Pick out every line holding the string "Card" and copy it.

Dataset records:
--- Start ---
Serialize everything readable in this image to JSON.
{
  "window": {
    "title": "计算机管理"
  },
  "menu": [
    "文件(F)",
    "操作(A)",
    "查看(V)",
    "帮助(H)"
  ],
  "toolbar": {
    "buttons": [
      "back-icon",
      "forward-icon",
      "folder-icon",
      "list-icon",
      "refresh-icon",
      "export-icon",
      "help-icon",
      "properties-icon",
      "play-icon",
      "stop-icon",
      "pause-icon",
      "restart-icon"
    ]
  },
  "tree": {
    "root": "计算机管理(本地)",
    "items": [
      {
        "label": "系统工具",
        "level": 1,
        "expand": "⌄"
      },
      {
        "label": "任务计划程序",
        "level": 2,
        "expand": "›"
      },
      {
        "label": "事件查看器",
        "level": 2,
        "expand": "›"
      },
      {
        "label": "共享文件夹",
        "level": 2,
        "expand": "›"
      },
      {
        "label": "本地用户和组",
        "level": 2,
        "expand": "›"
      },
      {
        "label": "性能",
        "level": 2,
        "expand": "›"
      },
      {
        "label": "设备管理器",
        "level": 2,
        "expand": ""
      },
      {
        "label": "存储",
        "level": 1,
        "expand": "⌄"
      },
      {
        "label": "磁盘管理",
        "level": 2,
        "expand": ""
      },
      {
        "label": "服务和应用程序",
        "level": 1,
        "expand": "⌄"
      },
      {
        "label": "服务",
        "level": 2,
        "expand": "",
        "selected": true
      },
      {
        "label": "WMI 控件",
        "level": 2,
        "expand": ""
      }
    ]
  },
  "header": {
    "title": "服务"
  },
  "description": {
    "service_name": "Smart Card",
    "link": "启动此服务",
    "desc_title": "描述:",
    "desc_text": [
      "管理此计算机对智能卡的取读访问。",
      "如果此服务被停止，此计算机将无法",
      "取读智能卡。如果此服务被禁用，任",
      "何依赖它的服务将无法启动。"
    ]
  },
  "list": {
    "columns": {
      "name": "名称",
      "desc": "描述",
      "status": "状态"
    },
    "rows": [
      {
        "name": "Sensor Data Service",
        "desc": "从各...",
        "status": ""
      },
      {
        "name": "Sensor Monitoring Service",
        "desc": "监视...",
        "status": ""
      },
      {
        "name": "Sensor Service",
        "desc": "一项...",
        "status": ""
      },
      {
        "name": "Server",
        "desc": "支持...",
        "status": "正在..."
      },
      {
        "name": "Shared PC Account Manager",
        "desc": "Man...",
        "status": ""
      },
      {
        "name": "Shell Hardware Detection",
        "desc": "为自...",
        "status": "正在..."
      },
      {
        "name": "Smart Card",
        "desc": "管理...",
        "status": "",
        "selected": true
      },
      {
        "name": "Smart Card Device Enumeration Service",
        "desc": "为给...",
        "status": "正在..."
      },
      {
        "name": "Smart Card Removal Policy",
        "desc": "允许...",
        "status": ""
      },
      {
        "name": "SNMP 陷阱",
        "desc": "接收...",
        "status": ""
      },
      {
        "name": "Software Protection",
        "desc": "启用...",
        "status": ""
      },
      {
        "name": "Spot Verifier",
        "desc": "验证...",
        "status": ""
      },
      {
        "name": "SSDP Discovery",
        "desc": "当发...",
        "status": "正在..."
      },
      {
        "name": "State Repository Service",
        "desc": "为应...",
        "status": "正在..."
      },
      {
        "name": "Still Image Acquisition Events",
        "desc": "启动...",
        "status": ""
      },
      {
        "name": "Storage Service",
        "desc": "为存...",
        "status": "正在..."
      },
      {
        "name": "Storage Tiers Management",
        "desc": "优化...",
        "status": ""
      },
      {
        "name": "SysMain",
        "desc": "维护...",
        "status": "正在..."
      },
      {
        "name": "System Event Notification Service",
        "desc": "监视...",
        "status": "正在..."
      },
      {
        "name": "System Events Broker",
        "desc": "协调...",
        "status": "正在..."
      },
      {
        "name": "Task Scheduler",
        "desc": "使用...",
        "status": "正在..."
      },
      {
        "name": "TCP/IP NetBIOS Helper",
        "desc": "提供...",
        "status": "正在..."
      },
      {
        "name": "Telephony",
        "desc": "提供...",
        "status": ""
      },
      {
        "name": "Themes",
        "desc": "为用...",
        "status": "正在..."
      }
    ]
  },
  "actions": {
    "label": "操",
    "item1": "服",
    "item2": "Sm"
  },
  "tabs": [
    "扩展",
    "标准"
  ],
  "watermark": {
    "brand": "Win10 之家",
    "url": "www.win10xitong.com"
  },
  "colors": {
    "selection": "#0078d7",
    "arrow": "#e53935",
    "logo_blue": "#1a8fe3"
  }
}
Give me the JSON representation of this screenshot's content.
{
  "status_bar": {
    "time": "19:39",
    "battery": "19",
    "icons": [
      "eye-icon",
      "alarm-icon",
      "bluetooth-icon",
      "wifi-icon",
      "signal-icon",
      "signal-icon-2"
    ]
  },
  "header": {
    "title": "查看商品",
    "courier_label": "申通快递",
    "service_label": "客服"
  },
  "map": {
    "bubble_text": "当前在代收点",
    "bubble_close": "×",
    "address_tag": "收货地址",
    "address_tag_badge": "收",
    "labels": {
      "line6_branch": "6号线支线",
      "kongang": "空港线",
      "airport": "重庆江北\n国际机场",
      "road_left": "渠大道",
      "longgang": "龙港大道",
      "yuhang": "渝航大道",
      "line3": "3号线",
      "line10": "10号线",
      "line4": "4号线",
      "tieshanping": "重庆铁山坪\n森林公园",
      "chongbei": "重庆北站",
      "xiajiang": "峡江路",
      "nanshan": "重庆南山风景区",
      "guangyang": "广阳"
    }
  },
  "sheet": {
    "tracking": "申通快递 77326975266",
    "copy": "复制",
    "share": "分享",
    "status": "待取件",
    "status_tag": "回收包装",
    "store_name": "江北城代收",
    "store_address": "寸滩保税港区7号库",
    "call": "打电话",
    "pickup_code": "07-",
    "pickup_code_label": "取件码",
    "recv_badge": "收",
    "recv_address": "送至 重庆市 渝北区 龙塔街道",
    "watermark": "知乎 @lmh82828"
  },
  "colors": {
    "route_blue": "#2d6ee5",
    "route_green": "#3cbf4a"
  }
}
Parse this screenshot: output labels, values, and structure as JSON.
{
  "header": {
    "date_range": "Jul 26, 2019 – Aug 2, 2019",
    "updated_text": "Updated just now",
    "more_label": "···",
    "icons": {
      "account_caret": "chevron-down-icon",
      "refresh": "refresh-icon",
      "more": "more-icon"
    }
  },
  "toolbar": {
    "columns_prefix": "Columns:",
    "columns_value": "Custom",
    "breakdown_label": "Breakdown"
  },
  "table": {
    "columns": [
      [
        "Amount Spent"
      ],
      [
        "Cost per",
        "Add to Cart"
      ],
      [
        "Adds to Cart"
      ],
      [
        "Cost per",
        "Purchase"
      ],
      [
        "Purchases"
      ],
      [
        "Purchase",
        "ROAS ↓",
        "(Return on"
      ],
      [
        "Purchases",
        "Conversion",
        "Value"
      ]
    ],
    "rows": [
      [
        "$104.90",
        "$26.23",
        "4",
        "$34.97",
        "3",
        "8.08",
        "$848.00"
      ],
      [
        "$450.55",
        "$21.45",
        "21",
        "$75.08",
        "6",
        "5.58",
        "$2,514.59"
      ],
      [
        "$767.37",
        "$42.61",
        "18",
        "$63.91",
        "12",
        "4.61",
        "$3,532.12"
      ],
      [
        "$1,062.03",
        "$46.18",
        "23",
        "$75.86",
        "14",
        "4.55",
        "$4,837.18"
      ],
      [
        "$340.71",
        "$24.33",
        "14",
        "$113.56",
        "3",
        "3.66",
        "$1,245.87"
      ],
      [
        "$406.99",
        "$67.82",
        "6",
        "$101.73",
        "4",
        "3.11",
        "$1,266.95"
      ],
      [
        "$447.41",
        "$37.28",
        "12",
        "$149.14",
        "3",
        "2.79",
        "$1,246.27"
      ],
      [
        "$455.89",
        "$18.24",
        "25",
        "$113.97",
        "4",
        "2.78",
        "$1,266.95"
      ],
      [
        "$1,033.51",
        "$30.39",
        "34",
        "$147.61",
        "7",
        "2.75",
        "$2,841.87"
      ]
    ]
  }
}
--- End ---
Response to this task:
    "service_name": "Smart Card",
        "name": "Smart Card",
        "name": "Smart Card Device Enumeration Service",
        "name": "Smart Card Removal Policy",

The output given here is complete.